* [TASK DESCRIPTION]
Retype every entry word for word.

## BEGIN DATA EXTRACT

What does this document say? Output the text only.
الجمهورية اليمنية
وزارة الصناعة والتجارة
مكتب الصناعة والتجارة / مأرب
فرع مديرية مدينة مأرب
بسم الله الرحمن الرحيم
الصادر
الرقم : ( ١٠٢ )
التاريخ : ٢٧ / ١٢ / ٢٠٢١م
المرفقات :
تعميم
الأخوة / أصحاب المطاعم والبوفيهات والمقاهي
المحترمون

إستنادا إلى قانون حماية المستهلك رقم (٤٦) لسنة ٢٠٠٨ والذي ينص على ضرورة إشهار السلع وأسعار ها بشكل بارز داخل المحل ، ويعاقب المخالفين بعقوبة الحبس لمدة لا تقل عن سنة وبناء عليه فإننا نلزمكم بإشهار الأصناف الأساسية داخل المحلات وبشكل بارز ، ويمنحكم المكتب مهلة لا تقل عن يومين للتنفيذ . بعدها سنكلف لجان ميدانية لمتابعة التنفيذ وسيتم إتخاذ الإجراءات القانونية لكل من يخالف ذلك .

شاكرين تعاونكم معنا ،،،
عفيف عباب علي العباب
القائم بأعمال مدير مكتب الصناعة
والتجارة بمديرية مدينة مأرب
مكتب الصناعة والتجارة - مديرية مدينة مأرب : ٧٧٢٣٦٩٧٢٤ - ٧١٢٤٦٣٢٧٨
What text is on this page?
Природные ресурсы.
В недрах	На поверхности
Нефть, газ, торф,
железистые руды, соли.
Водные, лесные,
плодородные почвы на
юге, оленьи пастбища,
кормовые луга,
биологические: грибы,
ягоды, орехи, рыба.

## END DATA EXTRACT

* [WRITTEN SOLUTION]
What does this document say? Output the text only.
الجمهورية اليمنية
وزارة الصناعة والتجارة
مكتب الصناعة والتجارة / مأرب
فرع مديرية مدينة مأرب
بسم الله الرحمن الرحيم
الصادر
الرقم : ( ١٠٢ )
التاريخ : ٢٧ / ١٢ / ٢٠٢١م
المرفقات :
تعميم
الأخوة / أصحاب المطاعم والبوفيهات والمقاهي
المحترمون

إستنادا إلى قانون حماية المستهلك رقم (٤٦) لسنة ٢٠٠٨ والذي ينص على ضرورة إشهار السلع وأسعار ها بشكل بارز داخل المحل ، ويعاقب المخالفين بعقوبة الحبس لمدة لا تقل عن سنة وبناء عليه فإننا نلزمكم بإشهار الأصناف الأساسية داخل المحلات وبشكل بارز ، ويمنحكم المكتب مهلة لا تقل عن يومين للتنفيذ . بعدها سنكلف لجان ميدانية لمتابعة التنفيذ وسيتم إتخاذ الإجراءات القانونية لكل من يخالف ذلك .

شاكرين تعاونكم معنا ،،،
عفيف عباب علي العباب
القائم بأعمال مدير مكتب الصناعة
والتجارة بمديرية مدينة مأرب
مكتب الصناعة والتجارة - مديرية مدينة مأرب : ٧٧٢٣٦٩٧٢٤ - ٧١٢٤٦٣٢٧٨
What text is on this page?
Природные ресурсы.
В недрах	На поверхности
Нефть, газ, торф,
железистые руды, соли.
Водные, лесные,
плодородные почвы на
юге, оленьи пастбища,
кормовые луга,
биологические: грибы,
ягоды, орехи, рыба.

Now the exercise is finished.